** Exercise goal **
Return all of the lines below exactly as they are.

** Records for the task **

▽

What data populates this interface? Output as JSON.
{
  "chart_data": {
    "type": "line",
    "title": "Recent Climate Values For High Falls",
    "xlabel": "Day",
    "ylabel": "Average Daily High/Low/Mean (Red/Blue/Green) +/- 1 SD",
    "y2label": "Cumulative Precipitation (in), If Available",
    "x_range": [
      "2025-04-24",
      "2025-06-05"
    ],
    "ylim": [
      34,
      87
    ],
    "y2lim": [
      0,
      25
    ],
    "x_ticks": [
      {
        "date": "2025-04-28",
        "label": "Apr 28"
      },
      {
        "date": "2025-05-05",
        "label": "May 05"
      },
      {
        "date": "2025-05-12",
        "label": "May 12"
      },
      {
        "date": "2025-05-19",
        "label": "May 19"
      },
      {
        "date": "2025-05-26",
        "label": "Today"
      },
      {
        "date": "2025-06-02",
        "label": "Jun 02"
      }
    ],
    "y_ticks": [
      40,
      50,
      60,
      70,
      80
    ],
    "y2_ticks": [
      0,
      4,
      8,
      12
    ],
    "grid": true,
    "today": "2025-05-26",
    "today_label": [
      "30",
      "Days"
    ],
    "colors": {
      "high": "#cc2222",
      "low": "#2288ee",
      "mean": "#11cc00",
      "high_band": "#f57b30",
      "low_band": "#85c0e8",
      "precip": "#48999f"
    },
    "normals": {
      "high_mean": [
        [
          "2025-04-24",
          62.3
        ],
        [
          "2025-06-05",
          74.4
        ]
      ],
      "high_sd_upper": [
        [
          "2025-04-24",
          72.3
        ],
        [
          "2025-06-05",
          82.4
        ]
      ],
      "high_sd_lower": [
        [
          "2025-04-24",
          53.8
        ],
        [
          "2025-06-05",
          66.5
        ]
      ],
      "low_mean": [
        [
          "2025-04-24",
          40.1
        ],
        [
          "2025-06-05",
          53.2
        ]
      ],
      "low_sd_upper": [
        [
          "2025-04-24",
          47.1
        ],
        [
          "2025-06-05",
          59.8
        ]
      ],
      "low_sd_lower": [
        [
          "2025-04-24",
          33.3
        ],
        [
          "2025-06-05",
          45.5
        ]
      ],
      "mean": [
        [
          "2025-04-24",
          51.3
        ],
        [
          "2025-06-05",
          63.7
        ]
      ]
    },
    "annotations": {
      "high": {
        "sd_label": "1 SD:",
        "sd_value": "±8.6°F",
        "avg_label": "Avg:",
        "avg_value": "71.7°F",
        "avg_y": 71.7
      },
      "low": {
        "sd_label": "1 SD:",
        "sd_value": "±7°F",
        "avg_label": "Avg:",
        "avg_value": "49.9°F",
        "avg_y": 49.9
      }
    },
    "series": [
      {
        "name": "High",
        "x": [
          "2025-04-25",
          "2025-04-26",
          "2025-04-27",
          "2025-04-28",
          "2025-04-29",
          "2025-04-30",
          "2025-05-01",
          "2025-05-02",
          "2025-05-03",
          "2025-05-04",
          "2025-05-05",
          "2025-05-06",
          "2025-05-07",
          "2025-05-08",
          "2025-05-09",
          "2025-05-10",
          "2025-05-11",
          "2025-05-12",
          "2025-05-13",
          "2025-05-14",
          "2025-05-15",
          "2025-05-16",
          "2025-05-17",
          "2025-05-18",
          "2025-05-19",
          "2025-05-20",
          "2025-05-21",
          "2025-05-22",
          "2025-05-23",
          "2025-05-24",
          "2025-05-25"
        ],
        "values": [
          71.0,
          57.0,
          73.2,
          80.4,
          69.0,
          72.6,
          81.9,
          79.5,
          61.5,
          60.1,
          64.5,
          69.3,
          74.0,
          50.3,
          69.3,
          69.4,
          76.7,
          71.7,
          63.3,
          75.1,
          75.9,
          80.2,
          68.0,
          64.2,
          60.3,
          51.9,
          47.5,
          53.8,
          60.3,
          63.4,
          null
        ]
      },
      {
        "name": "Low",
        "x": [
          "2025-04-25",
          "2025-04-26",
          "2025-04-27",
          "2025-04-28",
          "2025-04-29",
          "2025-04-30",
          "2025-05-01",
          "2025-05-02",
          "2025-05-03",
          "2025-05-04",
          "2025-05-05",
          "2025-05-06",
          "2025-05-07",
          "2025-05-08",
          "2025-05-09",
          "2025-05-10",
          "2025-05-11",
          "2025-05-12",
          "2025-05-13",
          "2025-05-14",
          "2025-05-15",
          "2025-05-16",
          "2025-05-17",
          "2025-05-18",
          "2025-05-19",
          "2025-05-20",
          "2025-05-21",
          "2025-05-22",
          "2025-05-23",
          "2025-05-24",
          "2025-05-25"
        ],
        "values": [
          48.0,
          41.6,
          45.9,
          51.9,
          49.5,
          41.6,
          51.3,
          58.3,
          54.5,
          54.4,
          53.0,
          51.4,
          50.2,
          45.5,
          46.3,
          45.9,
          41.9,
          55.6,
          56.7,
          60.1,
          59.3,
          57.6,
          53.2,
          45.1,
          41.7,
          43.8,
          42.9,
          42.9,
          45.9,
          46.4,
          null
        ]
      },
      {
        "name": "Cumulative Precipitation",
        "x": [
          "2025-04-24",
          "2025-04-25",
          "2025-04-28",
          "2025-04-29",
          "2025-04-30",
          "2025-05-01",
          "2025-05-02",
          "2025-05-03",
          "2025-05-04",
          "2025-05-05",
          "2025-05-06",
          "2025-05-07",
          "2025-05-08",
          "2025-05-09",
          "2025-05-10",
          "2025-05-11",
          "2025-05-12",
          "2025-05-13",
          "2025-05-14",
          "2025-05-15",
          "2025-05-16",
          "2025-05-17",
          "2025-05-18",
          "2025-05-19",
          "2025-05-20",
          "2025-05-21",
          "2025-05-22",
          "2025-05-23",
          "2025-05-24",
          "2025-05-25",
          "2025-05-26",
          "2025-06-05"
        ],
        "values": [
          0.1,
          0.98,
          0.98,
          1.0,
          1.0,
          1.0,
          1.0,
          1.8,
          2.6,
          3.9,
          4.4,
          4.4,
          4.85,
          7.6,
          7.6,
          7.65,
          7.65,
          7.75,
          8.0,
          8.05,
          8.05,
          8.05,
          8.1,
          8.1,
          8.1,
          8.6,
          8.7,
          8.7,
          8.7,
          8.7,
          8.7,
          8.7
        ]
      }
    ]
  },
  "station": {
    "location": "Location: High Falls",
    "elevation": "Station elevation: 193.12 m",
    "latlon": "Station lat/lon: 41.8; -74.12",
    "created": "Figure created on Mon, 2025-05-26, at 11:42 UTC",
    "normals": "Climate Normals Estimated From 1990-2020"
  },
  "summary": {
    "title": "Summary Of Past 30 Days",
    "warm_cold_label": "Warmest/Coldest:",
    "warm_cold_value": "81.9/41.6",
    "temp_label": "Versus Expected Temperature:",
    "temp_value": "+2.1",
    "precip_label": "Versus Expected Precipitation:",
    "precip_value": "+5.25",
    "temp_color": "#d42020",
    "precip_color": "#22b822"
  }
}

△

** Answer **
What data populates this interface? Output as JSON.
{
  "chart_data": {
    "type": "line",
    "title": "Recent Climate Values For High Falls",
    "xlabel": "Day",
    "ylabel": "Average Daily High/Low/Mean (Red/Blue/Green) +/- 1 SD",
    "y2label": "Cumulative Precipitation (in), If Available",
    "x_range": [
      "2025-04-24",
      "2025-06-05"
    ],
    "ylim": [
      34,
      87
    ],
    "y2lim": [
      0,
      25
    ],
    "x_ticks": [
      {
        "date": "2025-04-28",
        "label": "Apr 28"
      },
      {
        "date": "2025-05-05",
        "label": "May 05"
      },
      {
        "date": "2025-05-12",
        "label": "May 12"
      },
      {
        "date": "2025-05-19",
        "label": "May 19"
      },
      {
        "date": "2025-05-26",
        "label": "Today"
      },
      {
        "date": "2025-06-02",
        "label": "Jun 02"
      }
    ],
    "y_ticks": [
      40,
      50,
      60,
      70,
      80
    ],
    "y2_ticks": [
      0,
      4,
      8,
      12
    ],
    "grid": true,
    "today": "2025-05-26",
    "today_label": [
      "30",
      "Days"
    ],
    "colors": {
      "high": "#cc2222",
      "low": "#2288ee",
      "mean": "#11cc00",
      "high_band": "#f57b30",
      "low_band": "#85c0e8",
      "precip": "#48999f"
    },
    "normals": {
      "high_mean": [
        [
          "2025-04-24",
          62.3
        ],
        [
          "2025-06-05",
          74.4
        ]
      ],
      "high_sd_upper": [
        [
          "2025-04-24",
          72.3
        ],
        [
          "2025-06-05",
          82.4
        ]
      ],
      "high_sd_lower": [
        [
          "2025-04-24",
          53.8
        ],
        [
          "2025-06-05",
          66.5
        ]
      ],
      "low_mean": [
        [
          "2025-04-24",
          40.1
        ],
        [
          "2025-06-05",
          53.2
        ]
      ],
      "low_sd_upper": [
        [
          "2025-04-24",
          47.1
        ],
        [
          "2025-06-05",
          59.8
        ]
      ],
      "low_sd_lower": [
        [
          "2025-04-24",
          33.3
        ],
        [
          "2025-06-05",
          45.5
        ]
      ],
      "mean": [
        [
          "2025-04-24",
          51.3
        ],
        [
          "2025-06-05",
          63.7
        ]
      ]
    },
    "annotations": {
      "high": {
        "sd_label": "1 SD:",
        "sd_value": "±8.6°F",
        "avg_label": "Avg:",
        "avg_value": "71.7°F",
        "avg_y": 71.7
      },
      "low": {
        "sd_label": "1 SD:",
        "sd_value": "±7°F",
        "avg_label": "Avg:",
        "avg_value": "49.9°F",
        "avg_y": 49.9
      }
    },
    "series": [
      {
        "name": "High",
        "x": [
          "2025-04-25",
          "2025-04-26",
          "2025-04-27",
          "2025-04-28",
          "2025-04-29",
          "2025-04-30",
          "2025-05-01",
          "2025-05-02",
          "2025-05-03",
          "2025-05-04",
          "2025-05-05",
          "2025-05-06",
          "2025-05-07",
          "2025-05-08",
          "2025-05-09",
          "2025-05-10",
          "2025-05-11",
          "2025-05-12",
          "2025-05-13",
          "2025-05-14",
          "2025-05-15",
          "2025-05-16",
          "2025-05-17",
          "2025-05-18",
          "2025-05-19",
          "2025-05-20",
          "2025-05-21",
          "2025-05-22",
          "2025-05-23",
          "2025-05-24",
          "2025-05-25"
        ],
        "values": [
          71.0,
          57.0,
          73.2,
          80.4,
          69.0,
          72.6,
          81.9,
          79.5,
          61.5,
          60.1,
          64.5,
          69.3,
          74.0,
          50.3,
          69.3,
          69.4,
          76.7,
          71.7,
          63.3,
          75.1,
          75.9,
          80.2,
          68.0,
          64.2,
          60.3,
          51.9,
          47.5,
          53.8,
          60.3,
          63.4,
          null
        ]
      },
      {
        "name": "Low",
        "x": [
          "2025-04-25",
          "2025-04-26",
          "2025-04-27",
          "2025-04-28",
          "2025-04-29",
          "2025-04-30",
          "2025-05-01",
          "2025-05-02",
          "2025-05-03",
          "2025-05-04",
          "2025-05-05",
          "2025-05-06",
          "2025-05-07",
          "2025-05-08",
          "2025-05-09",
          "2025-05-10",
          "2025-05-11",
          "2025-05-12",
          "2025-05-13",
          "2025-05-14",
          "2025-05-15",
          "2025-05-16",
          "2025-05-17",
          "2025-05-18",
          "2025-05-19",
          "2025-05-20",
          "2025-05-21",
          "2025-05-22",
          "2025-05-23",
          "2025-05-24",
          "2025-05-25"
        ],
        "values": [
          48.0,
          41.6,
          45.9,
          51.9,
          49.5,
          41.6,
          51.3,
          58.3,
          54.5,
          54.4,
          53.0,
          51.4,
          50.2,
          45.5,
          46.3,
          45.9,
          41.9,
          55.6,
          56.7,
          60.1,
          59.3,
          57.6,
          53.2,
          45.1,
          41.7,
          43.8,
          42.9,
          42.9,
          45.9,
          46.4,
          null
        ]
      },
      {
        "name": "Cumulative Precipitation",
        "x": [
          "2025-04-24",
          "2025-04-25",
          "2025-04-28",
          "2025-04-29",
          "2025-04-30",
          "2025-05-01",
          "2025-05-02",
          "2025-05-03",
          "2025-05-04",
          "2025-05-05",
          "2025-05-06",
          "2025-05-07",
          "2025-05-08",
          "2025-05-09",
          "2025-05-10",
          "2025-05-11",
          "2025-05-12",
          "2025-05-13",
          "2025-05-14",
          "2025-05-15",
          "2025-05-16",
          "2025-05-17",
          "2025-05-18",
          "2025-05-19",
          "2025-05-20",
          "2025-05-21",
          "2025-05-22",
          "2025-05-23",
          "2025-05-24",
          "2025-05-25",
          "2025-05-26",
          "2025-06-05"
        ],
        "values": [
          0.1,
          0.98,
          0.98,
          1.0,
          1.0,
          1.0,
          1.0,
          1.8,
          2.6,
          3.9,
          4.4,
          4.4,
          4.85,
          7.6,
          7.6,
          7.65,
          7.65,
          7.75,
          8.0,
          8.05,
          8.05,
          8.05,
          8.1,
          8.1,
          8.1,
          8.6,
          8.7,
          8.7,
          8.7,
          8.7,
          8.7,
          8.7
        ]
      }
    ]
  },
  "station": {
    "location": "Location: High Falls",
    "elevation": "Station elevation: 193.12 m",
    "latlon": "Station lat/lon: 41.8; -74.12",
    "created": "Figure created on Mon, 2025-05-26, at 11:42 UTC",
    "normals": "Climate Normals Estimated From 1990-2020"
  },
  "summary": {
    "title": "Summary Of Past 30 Days",
    "warm_cold_label": "Warmest/Coldest:",
    "warm_cold_value": "81.9/41.6",
    "temp_label": "Versus Expected Temperature:",
    "temp_value": "+2.1",
    "precip_label": "Versus Expected Precipitation:",
    "precip_value": "+5.25",
    "temp_color": "#d42020",
    "precip_color": "#22b822"
  }
}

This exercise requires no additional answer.